» The request
What follows is a block of records; reproduce all of it verbatim.

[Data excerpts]
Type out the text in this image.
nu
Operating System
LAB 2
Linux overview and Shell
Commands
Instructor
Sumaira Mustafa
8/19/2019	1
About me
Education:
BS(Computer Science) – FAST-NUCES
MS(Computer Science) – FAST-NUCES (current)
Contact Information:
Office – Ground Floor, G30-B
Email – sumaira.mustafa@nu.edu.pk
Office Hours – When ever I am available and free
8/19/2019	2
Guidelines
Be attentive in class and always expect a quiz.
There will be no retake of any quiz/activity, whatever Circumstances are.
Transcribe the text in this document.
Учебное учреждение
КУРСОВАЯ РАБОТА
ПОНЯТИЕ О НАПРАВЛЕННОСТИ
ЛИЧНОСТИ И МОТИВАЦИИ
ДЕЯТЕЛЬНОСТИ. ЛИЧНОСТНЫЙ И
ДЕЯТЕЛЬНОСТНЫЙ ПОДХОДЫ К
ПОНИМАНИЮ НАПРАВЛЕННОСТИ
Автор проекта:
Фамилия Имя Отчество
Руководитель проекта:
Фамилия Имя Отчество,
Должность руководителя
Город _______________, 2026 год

» Exercise solution
Type out the text in this image.
nu
Operating System
LAB 2
Linux overview and Shell
Commands
Instructor
Sumaira Mustafa
8/19/2019	1
About me
Education:
BS(Computer Science) – FAST-NUCES
MS(Computer Science) – FAST-NUCES (current)
Contact Information:
Office – Ground Floor, G30-B
Email – sumaira.mustafa@nu.edu.pk
Office Hours – When ever I am available and free
8/19/2019	2
Guidelines
Be attentive in class and always expect a quiz.
There will be no retake of any quiz/activity, whatever Circumstances are.
Transcribe the text in this document.
Учебное учреждение
КУРСОВАЯ РАБОТА
ПОНЯТИЕ О НАПРАВЛЕННОСТИ
ЛИЧНОСТИ И МОТИВАЦИИ
ДЕЯТЕЛЬНОСТИ. ЛИЧНОСТНЫЙ И
ДЕЯТЕЛЬНОСТНЫЙ ПОДХОДЫ К
ПОНИМАНИЮ НАПРАВЛЕННОСТИ
Автор проекта:
Фамилия Имя Отчество
Руководитель проекта:
Фамилия Имя Отчество,
Должность руководителя
Город _______________, 2026 год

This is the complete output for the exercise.